--- Listing ---
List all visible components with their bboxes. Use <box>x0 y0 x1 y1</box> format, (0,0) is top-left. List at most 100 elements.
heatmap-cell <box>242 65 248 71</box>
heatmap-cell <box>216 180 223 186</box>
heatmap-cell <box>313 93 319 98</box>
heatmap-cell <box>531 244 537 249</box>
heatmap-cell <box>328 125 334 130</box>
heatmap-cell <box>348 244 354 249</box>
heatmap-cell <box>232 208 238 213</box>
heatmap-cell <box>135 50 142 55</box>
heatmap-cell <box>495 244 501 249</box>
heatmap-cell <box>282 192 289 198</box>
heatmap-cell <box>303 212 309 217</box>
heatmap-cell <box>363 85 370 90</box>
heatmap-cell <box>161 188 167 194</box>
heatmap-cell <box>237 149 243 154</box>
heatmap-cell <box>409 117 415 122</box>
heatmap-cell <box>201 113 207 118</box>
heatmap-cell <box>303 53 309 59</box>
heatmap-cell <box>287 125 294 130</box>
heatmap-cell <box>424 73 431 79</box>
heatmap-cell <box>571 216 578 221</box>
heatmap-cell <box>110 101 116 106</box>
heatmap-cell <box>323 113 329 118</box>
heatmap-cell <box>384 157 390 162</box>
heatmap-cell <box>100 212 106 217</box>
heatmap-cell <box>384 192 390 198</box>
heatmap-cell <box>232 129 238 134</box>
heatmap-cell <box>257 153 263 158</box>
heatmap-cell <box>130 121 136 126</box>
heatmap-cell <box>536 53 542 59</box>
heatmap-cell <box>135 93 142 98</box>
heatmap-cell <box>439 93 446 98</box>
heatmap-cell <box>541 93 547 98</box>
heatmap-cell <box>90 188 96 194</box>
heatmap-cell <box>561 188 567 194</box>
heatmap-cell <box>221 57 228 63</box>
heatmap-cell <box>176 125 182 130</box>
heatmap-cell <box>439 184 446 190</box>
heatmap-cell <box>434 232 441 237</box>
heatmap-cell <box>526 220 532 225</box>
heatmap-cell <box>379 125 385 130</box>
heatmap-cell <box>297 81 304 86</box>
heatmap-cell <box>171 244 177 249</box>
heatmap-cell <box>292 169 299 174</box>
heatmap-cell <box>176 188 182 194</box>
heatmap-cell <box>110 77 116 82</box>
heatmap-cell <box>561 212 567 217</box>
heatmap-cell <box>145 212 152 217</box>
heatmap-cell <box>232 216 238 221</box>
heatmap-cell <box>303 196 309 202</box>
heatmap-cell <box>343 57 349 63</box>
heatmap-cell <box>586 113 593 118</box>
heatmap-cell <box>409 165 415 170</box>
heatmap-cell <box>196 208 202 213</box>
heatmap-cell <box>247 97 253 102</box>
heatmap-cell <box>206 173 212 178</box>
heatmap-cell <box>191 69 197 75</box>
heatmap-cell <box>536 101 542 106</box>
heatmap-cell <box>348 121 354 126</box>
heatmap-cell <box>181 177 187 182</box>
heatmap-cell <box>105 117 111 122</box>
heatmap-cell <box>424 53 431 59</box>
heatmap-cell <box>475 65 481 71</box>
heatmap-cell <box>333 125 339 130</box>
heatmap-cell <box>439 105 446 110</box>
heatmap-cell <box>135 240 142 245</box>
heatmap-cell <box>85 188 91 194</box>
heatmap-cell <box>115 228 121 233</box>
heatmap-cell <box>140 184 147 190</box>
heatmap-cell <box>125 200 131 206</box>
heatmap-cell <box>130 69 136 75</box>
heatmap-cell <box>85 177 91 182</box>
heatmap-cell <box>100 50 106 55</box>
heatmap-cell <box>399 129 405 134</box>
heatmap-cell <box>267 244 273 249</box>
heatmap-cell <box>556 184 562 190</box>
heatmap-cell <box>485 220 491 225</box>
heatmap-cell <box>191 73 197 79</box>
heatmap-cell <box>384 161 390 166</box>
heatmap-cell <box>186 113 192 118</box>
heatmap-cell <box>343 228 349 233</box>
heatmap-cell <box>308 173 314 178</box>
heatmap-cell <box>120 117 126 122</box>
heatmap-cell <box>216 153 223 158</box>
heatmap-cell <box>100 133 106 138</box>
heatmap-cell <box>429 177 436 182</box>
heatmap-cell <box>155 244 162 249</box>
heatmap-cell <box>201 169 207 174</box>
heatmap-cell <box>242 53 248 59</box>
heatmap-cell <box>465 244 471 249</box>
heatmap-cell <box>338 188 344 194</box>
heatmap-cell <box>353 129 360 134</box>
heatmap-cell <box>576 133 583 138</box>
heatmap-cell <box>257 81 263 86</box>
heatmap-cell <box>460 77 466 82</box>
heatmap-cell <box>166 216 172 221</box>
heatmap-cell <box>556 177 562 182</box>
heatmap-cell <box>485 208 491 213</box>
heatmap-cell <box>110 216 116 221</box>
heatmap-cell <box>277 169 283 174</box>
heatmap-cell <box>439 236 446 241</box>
---
● Description of the task:
Reproduce all of the data above word for word, keeping every line.

● Response to this exercise:
List all visible components with their bboxes. Use <box>x0 y0 x1 y1</box> format, (0,0) is top-left. List at most 100 elements.
heatmap-cell <box>242 65 248 71</box>
heatmap-cell <box>216 180 223 186</box>
heatmap-cell <box>313 93 319 98</box>
heatmap-cell <box>531 244 537 249</box>
heatmap-cell <box>328 125 334 130</box>
heatmap-cell <box>348 244 354 249</box>
heatmap-cell <box>232 208 238 213</box>
heatmap-cell <box>135 50 142 55</box>
heatmap-cell <box>495 244 501 249</box>
heatmap-cell <box>282 192 289 198</box>
heatmap-cell <box>303 212 309 217</box>
heatmap-cell <box>363 85 370 90</box>
heatmap-cell <box>161 188 167 194</box>
heatmap-cell <box>237 149 243 154</box>
heatmap-cell <box>409 117 415 122</box>
heatmap-cell <box>201 113 207 118</box>
heatmap-cell <box>303 53 309 59</box>
heatmap-cell <box>287 125 294 130</box>
heatmap-cell <box>424 73 431 79</box>
heatmap-cell <box>571 216 578 221</box>
heatmap-cell <box>110 101 116 106</box>
heatmap-cell <box>323 113 329 118</box>
heatmap-cell <box>384 157 390 162</box>
heatmap-cell <box>100 212 106 217</box>
heatmap-cell <box>384 192 390 198</box>
heatmap-cell <box>232 129 238 134</box>
heatmap-cell <box>257 153 263 158</box>
heatmap-cell <box>130 121 136 126</box>
heatmap-cell <box>536 53 542 59</box>
heatmap-cell <box>135 93 142 98</box>
heatmap-cell <box>439 93 446 98</box>
heatmap-cell <box>541 93 547 98</box>
heatmap-cell <box>90 188 96 194</box>
heatmap-cell <box>561 188 567 194</box>
heatmap-cell <box>221 57 228 63</box>
heatmap-cell <box>176 125 182 130</box>
heatmap-cell <box>439 184 446 190</box>
heatmap-cell <box>434 232 441 237</box>
heatmap-cell <box>526 220 532 225</box>
heatmap-cell <box>379 125 385 130</box>
heatmap-cell <box>297 81 304 86</box>
heatmap-cell <box>171 244 177 249</box>
heatmap-cell <box>292 169 299 174</box>
heatmap-cell <box>176 188 182 194</box>
heatmap-cell <box>110 77 116 82</box>
heatmap-cell <box>561 212 567 217</box>
heatmap-cell <box>145 212 152 217</box>
heatmap-cell <box>232 216 238 221</box>
heatmap-cell <box>303 196 309 202</box>
heatmap-cell <box>343 57 349 63</box>
heatmap-cell <box>586 113 593 118</box>
heatmap-cell <box>409 165 415 170</box>
heatmap-cell <box>196 208 202 213</box>
heatmap-cell <box>247 97 253 102</box>
heatmap-cell <box>206 173 212 178</box>
heatmap-cell <box>191 69 197 75</box>
heatmap-cell <box>536 101 542 106</box>
heatmap-cell <box>348 121 354 126</box>
heatmap-cell <box>181 177 187 182</box>
heatmap-cell <box>105 117 111 122</box>
heatmap-cell <box>424 53 431 59</box>
heatmap-cell <box>475 65 481 71</box>
heatmap-cell <box>333 125 339 130</box>
heatmap-cell <box>439 105 446 110</box>
heatmap-cell <box>135 240 142 245</box>
heatmap-cell <box>85 188 91 194</box>
heatmap-cell <box>115 228 121 233</box>
heatmap-cell <box>140 184 147 190</box>
heatmap-cell <box>125 200 131 206</box>
heatmap-cell <box>130 69 136 75</box>
heatmap-cell <box>85 177 91 182</box>
heatmap-cell <box>100 50 106 55</box>
heatmap-cell <box>399 129 405 134</box>
heatmap-cell <box>267 244 273 249</box>
heatmap-cell <box>556 184 562 190</box>
heatmap-cell <box>485 220 491 225</box>
heatmap-cell <box>191 73 197 79</box>
heatmap-cell <box>384 161 390 166</box>
heatmap-cell <box>186 113 192 118</box>
heatmap-cell <box>343 228 349 233</box>
heatmap-cell <box>308 173 314 178</box>
heatmap-cell <box>120 117 126 122</box>
heatmap-cell <box>216 153 223 158</box>
heatmap-cell <box>100 133 106 138</box>
heatmap-cell <box>429 177 436 182</box>
heatmap-cell <box>155 244 162 249</box>
heatmap-cell <box>201 169 207 174</box>
heatmap-cell <box>242 53 248 59</box>
heatmap-cell <box>465 244 471 249</box>
heatmap-cell <box>338 188 344 194</box>
heatmap-cell <box>353 129 360 134</box>
heatmap-cell <box>576 133 583 138</box>
heatmap-cell <box>257 81 263 86</box>
heatmap-cell <box>460 77 466 82</box>
heatmap-cell <box>166 216 172 221</box>
heatmap-cell <box>556 177 562 182</box>
heatmap-cell <box>485 208 491 213</box>
heatmap-cell <box>110 216 116 221</box>
heatmap-cell <box>277 169 283 174</box>
heatmap-cell <box>439 236 446 241</box>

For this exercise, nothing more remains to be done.